◆ Task to carry out
Copy each line below that contains "based".

◆ Data shown
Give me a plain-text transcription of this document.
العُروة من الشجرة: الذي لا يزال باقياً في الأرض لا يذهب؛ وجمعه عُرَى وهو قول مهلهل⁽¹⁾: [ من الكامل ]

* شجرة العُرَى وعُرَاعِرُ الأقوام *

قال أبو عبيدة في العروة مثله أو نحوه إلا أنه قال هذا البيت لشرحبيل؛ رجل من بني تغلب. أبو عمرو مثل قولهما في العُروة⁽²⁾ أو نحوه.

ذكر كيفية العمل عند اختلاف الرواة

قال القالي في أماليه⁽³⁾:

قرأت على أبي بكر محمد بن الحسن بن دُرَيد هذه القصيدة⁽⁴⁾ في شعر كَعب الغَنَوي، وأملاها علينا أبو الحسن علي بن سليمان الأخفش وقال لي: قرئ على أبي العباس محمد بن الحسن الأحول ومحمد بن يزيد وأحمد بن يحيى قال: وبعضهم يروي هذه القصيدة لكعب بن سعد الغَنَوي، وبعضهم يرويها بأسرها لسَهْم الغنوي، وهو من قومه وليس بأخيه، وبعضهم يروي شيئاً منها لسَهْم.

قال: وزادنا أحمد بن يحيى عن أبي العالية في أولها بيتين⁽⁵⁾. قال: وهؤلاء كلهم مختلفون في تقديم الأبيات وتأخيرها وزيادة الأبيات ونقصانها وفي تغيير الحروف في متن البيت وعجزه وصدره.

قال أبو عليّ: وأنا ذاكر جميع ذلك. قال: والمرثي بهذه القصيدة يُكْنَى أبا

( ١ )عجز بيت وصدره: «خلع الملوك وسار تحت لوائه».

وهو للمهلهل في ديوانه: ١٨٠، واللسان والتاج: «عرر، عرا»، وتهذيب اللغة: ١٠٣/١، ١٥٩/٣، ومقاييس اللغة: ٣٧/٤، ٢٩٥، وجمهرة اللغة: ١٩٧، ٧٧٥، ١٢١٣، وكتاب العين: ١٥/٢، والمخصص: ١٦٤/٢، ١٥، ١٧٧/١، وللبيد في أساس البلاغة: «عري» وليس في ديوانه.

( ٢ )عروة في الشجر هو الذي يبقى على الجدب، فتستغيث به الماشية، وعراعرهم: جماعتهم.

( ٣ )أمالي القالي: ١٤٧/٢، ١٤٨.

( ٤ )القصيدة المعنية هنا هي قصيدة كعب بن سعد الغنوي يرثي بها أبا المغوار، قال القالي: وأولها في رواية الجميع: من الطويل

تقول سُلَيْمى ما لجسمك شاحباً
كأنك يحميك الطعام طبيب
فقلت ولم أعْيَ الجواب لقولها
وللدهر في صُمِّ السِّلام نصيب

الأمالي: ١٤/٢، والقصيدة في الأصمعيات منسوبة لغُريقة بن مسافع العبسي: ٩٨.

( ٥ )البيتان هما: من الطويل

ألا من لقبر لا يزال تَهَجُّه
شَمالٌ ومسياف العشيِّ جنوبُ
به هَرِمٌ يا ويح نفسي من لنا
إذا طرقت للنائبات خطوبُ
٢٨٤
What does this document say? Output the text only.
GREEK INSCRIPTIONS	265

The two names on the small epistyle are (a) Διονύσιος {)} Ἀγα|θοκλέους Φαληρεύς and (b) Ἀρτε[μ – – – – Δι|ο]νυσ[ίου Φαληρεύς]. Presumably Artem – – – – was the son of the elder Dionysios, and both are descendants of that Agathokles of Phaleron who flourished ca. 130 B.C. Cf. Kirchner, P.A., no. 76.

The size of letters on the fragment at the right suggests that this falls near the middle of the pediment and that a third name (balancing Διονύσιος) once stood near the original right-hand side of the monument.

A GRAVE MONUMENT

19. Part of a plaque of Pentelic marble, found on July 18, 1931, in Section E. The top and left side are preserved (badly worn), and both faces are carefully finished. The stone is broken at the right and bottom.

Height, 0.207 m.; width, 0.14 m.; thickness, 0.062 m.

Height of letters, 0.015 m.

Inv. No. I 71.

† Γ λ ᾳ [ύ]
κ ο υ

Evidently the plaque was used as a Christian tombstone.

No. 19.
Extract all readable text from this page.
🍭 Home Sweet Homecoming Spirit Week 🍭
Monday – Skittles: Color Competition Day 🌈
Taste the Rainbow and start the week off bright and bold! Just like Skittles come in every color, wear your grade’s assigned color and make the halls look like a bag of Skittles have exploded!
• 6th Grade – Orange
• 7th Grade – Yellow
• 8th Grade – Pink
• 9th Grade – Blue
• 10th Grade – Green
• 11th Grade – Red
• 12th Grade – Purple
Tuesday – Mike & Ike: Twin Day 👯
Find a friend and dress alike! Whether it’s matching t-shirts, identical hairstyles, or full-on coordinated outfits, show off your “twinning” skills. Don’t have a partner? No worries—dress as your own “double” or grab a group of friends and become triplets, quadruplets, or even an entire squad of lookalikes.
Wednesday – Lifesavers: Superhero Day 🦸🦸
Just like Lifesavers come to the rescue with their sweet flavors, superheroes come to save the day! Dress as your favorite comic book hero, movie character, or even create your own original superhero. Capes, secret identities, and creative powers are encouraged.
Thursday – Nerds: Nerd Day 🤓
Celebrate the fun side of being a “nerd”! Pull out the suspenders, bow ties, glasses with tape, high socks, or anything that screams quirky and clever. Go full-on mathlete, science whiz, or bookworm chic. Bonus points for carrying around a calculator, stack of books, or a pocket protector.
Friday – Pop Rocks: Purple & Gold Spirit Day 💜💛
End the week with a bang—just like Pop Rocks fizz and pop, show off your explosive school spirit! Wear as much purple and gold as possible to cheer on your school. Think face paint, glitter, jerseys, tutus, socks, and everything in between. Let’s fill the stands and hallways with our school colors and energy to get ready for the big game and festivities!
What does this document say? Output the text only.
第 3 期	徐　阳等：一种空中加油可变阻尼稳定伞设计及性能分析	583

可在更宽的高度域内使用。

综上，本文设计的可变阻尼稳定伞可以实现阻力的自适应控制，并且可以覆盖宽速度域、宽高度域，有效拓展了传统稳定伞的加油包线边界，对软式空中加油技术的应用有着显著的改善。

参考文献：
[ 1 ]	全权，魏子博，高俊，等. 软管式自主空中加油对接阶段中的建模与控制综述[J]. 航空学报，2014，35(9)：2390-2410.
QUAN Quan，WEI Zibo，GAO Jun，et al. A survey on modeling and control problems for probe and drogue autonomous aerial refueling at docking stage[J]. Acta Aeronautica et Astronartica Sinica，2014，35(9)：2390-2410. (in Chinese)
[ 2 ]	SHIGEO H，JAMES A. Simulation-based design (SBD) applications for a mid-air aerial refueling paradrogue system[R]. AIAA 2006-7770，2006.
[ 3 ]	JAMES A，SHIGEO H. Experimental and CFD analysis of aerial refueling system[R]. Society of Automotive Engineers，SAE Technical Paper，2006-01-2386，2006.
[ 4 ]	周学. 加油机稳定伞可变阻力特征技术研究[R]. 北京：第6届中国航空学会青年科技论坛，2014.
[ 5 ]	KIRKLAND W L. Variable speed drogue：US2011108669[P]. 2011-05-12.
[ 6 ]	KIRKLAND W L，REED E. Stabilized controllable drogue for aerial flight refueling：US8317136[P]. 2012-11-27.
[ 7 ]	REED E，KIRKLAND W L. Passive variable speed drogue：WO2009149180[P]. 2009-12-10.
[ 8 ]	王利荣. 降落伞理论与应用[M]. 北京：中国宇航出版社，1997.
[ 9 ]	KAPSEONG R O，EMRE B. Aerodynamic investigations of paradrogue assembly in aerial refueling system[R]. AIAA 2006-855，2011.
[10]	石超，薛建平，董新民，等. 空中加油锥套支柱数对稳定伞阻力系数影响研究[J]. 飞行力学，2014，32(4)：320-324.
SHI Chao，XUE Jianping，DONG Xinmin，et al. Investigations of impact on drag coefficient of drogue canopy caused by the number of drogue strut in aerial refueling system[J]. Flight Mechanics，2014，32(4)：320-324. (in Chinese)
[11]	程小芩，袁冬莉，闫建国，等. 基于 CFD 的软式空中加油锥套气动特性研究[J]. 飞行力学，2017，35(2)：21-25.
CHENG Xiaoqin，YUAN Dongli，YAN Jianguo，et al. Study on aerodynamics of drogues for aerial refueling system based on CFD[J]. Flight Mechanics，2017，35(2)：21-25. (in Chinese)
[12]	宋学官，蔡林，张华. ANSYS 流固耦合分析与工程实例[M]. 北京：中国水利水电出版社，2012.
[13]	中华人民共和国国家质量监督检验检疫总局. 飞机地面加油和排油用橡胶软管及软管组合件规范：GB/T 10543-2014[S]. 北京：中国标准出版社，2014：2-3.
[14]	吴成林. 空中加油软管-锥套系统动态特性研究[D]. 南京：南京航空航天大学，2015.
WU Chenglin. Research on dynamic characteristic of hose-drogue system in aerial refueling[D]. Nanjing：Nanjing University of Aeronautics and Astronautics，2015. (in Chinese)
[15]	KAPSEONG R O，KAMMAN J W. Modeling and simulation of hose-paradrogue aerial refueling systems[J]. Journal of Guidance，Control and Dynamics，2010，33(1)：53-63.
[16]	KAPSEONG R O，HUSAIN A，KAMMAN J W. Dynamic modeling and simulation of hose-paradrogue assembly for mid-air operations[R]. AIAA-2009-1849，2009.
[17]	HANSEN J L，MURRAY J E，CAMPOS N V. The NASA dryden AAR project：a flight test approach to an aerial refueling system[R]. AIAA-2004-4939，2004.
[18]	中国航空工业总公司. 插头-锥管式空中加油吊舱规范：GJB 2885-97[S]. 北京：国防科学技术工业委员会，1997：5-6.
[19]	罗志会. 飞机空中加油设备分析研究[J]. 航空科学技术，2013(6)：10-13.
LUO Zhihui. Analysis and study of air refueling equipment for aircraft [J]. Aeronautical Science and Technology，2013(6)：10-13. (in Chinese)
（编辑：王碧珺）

◆ Output of the task
[ 2 ]	SHIGEO H，JAMES A. Simulation-based design (SBD) applications for a mid-air aerial refueling paradrogue system[R]. AIAA 2006-7770，2006.
CHENG Xiaoqin，YUAN Dongli，YAN Jianguo，et al. Study on aerodynamics of drogues for aerial refueling system based on CFD[J]. Flight Mechanics，2017，35(2)：21-25. (in Chinese)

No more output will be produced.